DATA TO USE
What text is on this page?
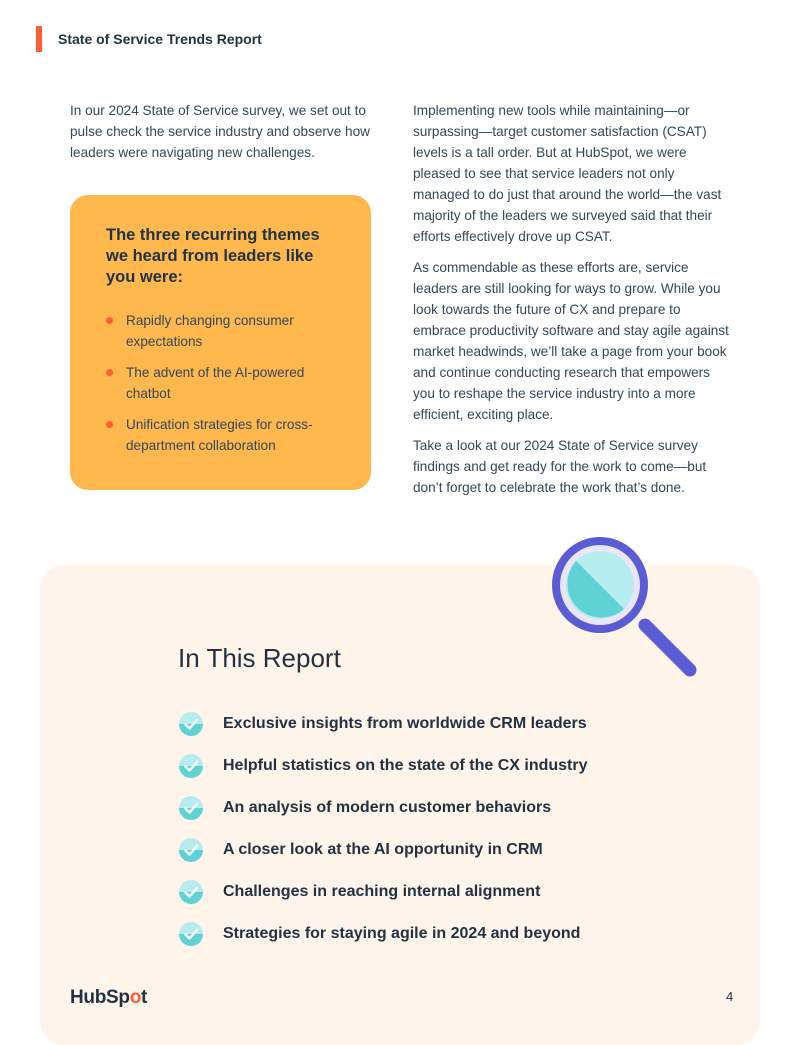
State of Service Trends Report

In our 2024 State of Service survey, we set out to pulse check the service industry and observe how leaders were navigating new challenges.

The three recurring themes we heard from leaders like you were:
Rapidly changing consumer expectations
The advent of the AI-powered chatbot
Unification strategies for cross-department collaboration

Implementing new tools while maintaining—or surpassing—target customer satisfaction (CSAT) levels is a tall order. But at HubSpot, we were pleased to see that service leaders not only managed to do just that around the world—the vast majority of the leaders we surveyed said that their efforts effectively drove up CSAT.

As commendable as these efforts are, service leaders are still looking for ways to grow. While you look towards the future of CX and prepare to embrace productivity software and stay agile against market headwinds, we’ll take a page from your book and continue conducting research that empowers you to reshape the service industry into a more efficient, exciting place.

Take a look at our 2024 State of Service survey findings and get ready for the work to come—but don’t forget to celebrate the work that’s done.

In This Report
Exclusive insights from worldwide CRM leaders
Helpful statistics on the state of the CX industry
An analysis of modern customer behaviors
A closer look at the AI opportunity in CRM
Challenges in reaching internal alignment
Strategies for staying agile in 2024 and beyond
HubSpot	4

WHAT THE EXERCISE ASKS
Return every line above that contains the word "page".

EXERCISE ANSWER
What text is on this page?
As commendable as these efforts are, service leaders are still looking for ways to grow. While you look towards the future of CX and prepare to embrace productivity software and stay agile against market headwinds, we’ll take a page from your book and continue conducting research that empowers you to reshape the service industry into a more efficient, exciting place.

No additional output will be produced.